DIRECTIONS | Transcribe the records that follow, preserving every word.

-- BEGIN --

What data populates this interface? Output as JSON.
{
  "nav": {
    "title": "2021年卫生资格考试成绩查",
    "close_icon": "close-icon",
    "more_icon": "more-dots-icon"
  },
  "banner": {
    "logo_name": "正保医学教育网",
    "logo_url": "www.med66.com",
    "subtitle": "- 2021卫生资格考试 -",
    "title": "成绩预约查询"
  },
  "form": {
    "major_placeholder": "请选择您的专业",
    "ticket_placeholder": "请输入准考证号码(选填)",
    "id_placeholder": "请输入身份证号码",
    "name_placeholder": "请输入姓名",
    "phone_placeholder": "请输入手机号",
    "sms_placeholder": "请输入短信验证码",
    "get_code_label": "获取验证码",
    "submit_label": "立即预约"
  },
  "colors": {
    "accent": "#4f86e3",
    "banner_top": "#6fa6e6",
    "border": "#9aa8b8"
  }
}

-- END --

CORRECT OUTPUT |
What data populates this interface? Output as JSON.
{
  "nav": {
    "title": "2021年卫生资格考试成绩查",
    "close_icon": "close-icon",
    "more_icon": "more-dots-icon"
  },
  "banner": {
    "logo_name": "正保医学教育网",
    "logo_url": "www.med66.com",
    "subtitle": "- 2021卫生资格考试 -",
    "title": "成绩预约查询"
  },
  "form": {
    "major_placeholder": "请选择您的专业",
    "ticket_placeholder": "请输入准考证号码(选填)",
    "id_placeholder": "请输入身份证号码",
    "name_placeholder": "请输入姓名",
    "phone_placeholder": "请输入手机号",
    "sms_placeholder": "请输入短信验证码",
    "get_code_label": "获取验证码",
    "submit_label": "立即预约"
  },
  "colors": {
    "accent": "#4f86e3",
    "banner_top": "#6fa6e6",
    "border": "#9aa8b8"
  }
}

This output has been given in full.